Каковы основные черты культуры древности и современной культуры?



Nbsp; БОРИС ЛЕОНИДОВИЧ СМИРНОВ  

КУЛЬТУРА

ДРЕВНОСТИ И

СОВРЕМЕННОСТЬ

 

(Фрагменты и варианты)

 

ВЫПУСК ПЯТЫЙ

(вторая редакция)

КАНОН

 

Г. Бендеры — 2000 г.

Г. Москва – 2010 г.

 

Редакция сайта
БоЛеСмир


 

 

Оглавление

 

ДРЕВНЕЕ И СОВРЕМЕННОЕ МЫШЛЕНИЕ.................................................................................................... 3

НАСЛЕДИЕ ДРЕВНОСТИ И СОВРЕМЕННОСТЬ........................................................................................ 10

1. Характеристика современной культуры................................................................................................. 10

2. Характеристика древних культур............................................................................................................. 15

3. Характеристика древнего до–греческого мышления........................................................................... 21

4. Характеристика нового (европейского) мышления............................................................................. 25

 


 

 

ДРЕВНЕЕ И СОВРЕМЕННОЕ
МЫШЛЕНИЕ[1]

 

 

Различие между древней литературой и современной настолько резко, что достаточно взять любое произведение древности, чтобы сразу воспринять это различие. Гораздо труднее дать себе отчет, в чем оно состоит.

В данный момент нас будет интересовать литература, выражающая мыслительную деятельность человека древнего, которая до греческого периода и вне его, собственно, неотделима от религиозно-мифологической деятельности.

● ● ●

• ЗАДАНИЯ
1. Перепишите строки листинга от его начала до строки с "- frame-field[interactable]: 0: [1189, 94, 1233, 112]" включительно в виде таблицы Markdown со столбцами «Номер» и «Строка». Пустые строки не включайте.
2. Продолжите текст о древнем и современном мышлении, начиная после его последнего предложения.

● ● ●

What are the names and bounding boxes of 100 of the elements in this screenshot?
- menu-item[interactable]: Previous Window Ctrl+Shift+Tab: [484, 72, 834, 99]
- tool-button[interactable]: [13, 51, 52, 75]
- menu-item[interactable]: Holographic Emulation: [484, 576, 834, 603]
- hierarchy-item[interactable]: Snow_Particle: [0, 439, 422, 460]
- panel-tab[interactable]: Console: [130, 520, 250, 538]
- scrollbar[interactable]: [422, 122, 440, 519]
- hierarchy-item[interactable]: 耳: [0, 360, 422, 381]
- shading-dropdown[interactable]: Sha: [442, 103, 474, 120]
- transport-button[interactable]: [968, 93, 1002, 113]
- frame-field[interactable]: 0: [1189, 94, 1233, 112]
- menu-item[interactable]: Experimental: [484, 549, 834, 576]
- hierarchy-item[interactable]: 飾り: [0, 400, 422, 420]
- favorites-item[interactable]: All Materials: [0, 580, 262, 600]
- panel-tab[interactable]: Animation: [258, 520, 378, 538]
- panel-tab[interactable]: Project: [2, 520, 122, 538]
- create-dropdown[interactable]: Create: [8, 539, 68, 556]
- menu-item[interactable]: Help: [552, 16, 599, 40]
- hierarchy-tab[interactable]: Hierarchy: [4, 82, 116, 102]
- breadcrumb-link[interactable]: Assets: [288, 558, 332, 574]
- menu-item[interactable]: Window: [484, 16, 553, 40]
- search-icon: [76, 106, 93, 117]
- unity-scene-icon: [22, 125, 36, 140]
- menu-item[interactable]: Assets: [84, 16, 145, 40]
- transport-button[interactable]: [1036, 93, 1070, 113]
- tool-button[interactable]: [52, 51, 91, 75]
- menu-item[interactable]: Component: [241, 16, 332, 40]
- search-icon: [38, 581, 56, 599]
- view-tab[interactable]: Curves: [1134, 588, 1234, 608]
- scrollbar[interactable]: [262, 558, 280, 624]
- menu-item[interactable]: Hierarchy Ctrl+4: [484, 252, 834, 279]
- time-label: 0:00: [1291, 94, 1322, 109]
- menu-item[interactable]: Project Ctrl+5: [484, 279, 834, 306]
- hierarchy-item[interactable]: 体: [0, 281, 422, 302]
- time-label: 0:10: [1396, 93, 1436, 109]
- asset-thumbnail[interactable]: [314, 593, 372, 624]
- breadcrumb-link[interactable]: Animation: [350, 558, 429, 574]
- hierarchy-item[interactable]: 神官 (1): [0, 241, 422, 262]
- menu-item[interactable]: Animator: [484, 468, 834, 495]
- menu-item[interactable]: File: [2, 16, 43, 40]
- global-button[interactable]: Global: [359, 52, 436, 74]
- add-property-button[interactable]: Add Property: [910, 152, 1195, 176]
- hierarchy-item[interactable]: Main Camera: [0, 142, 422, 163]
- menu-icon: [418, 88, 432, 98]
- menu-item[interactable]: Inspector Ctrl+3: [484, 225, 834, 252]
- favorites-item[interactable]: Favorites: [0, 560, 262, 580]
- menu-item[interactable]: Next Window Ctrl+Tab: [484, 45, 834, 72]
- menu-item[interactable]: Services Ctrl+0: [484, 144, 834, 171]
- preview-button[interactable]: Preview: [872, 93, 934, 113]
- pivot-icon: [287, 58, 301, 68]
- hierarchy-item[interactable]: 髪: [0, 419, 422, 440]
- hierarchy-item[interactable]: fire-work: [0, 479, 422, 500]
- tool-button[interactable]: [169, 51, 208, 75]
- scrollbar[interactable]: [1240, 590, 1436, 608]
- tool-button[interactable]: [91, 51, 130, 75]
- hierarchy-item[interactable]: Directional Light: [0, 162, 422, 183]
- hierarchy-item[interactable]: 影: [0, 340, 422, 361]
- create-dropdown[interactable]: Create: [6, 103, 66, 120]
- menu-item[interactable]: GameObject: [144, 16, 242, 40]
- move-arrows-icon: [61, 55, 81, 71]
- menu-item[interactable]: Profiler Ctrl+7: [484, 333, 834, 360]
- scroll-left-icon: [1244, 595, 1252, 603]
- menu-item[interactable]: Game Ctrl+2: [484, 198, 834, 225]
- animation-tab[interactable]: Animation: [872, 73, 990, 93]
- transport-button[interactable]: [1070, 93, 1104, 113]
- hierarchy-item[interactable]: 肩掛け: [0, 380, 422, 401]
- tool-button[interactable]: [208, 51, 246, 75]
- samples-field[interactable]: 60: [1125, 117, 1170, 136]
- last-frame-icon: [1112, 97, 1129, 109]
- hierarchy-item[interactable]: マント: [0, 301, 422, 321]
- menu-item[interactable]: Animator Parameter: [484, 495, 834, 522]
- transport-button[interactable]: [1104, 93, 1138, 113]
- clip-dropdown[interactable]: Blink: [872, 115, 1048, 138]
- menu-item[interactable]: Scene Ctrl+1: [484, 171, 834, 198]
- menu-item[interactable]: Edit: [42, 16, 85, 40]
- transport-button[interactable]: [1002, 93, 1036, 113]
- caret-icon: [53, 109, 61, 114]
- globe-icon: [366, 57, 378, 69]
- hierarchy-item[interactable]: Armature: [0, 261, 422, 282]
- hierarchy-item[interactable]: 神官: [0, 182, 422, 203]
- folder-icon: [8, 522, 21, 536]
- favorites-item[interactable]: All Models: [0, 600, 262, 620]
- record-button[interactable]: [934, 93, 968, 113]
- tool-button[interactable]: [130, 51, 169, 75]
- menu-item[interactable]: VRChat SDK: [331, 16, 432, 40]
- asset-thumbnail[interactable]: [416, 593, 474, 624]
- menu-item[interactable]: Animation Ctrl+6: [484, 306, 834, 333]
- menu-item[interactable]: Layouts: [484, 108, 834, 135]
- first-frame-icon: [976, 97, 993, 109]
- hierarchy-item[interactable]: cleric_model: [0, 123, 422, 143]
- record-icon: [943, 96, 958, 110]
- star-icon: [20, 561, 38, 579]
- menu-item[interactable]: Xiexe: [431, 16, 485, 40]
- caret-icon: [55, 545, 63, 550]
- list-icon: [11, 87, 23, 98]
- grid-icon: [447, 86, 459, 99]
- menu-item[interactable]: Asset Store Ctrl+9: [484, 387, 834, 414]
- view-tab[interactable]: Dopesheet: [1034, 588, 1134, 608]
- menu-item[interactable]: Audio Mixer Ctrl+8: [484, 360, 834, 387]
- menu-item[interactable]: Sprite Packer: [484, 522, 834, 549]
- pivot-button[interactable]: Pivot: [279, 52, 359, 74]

● ● ●

• ОТВЕТЫ ПО ПОРЯДКУ
1.
| Номер | Строка |
|---|---|
| 1 | What are the names and bounding boxes of 100 of the elements in this screenshot? |
| 2 | - menu-item[interactable]: Previous Window Ctrl+Shift+Tab: [484, 72, 834, 99] |
| 3 | - tool-button[interactable]: [13, 51, 52, 75] |
| 4 | - menu-item[interactable]: Holographic Emulation: [484, 576, 834, 603] |
| 5 | - hierarchy-item[interactable]: Snow_Particle: [0, 439, 422, 460] |
| 6 | - panel-tab[interactable]: Console: [130, 520, 250, 538] |
| 7 | - scrollbar[interactable]: [422, 122, 440, 519] |
| 8 | - hierarchy-item[interactable]: 耳: [0, 360, 422, 381] |
| 9 | - shading-dropdown[interactable]: Sha: [442, 103, 474, 120] |
| 10 | - transport-button[interactable]: [968, 93, 1002, 113] |
| 11 | - frame-field[interactable]: 0: [1189, 94, 1233, 112] |

2.
Деление на древность и современность — деление условное и неотчетливое. И поэтому необходимо оговориться, что мы будем понимать под этими терминами. Условимся понимать под "древней литературой" литературу египетского и семитического Востока, индийскую литературу эпохи ведического и классического санскрита, классическую буддийскую литературу и китайскую эпохи великих философов (Лао-цзы и Конфу-цзы), выделив таким образом в особую группу литературу греко-латинского периода.

Для простоты под "современной литературой" будем понимать эпоху новой философии, как ее принято обычно назвать, оставив таким образом в стороне средневековый период, до-декартовскую и до-беконовскую эпоху. Такое противопоставление может встретить существенное возражение, ввиду слишком большой растянутости элементов, охватываемых понятием "древний".

Изобретение книгопечатания, развитие культурного общения сильно сгладило характерные национальные черты в современности. Конечно, они сказываются в виде известного "стиля", "направления" в мышлении. Так стиль немецкого мышления можно охарактеризовать как теоретико-идеалистический, английского — как скептико-сенсуалистический и т.д. Конечно, характерно для американского мышления, что именно там зародился прагматизм. Но все же эти индивидуально-национальные черты, расцвечивая современную философию, не меняют общего ее построения.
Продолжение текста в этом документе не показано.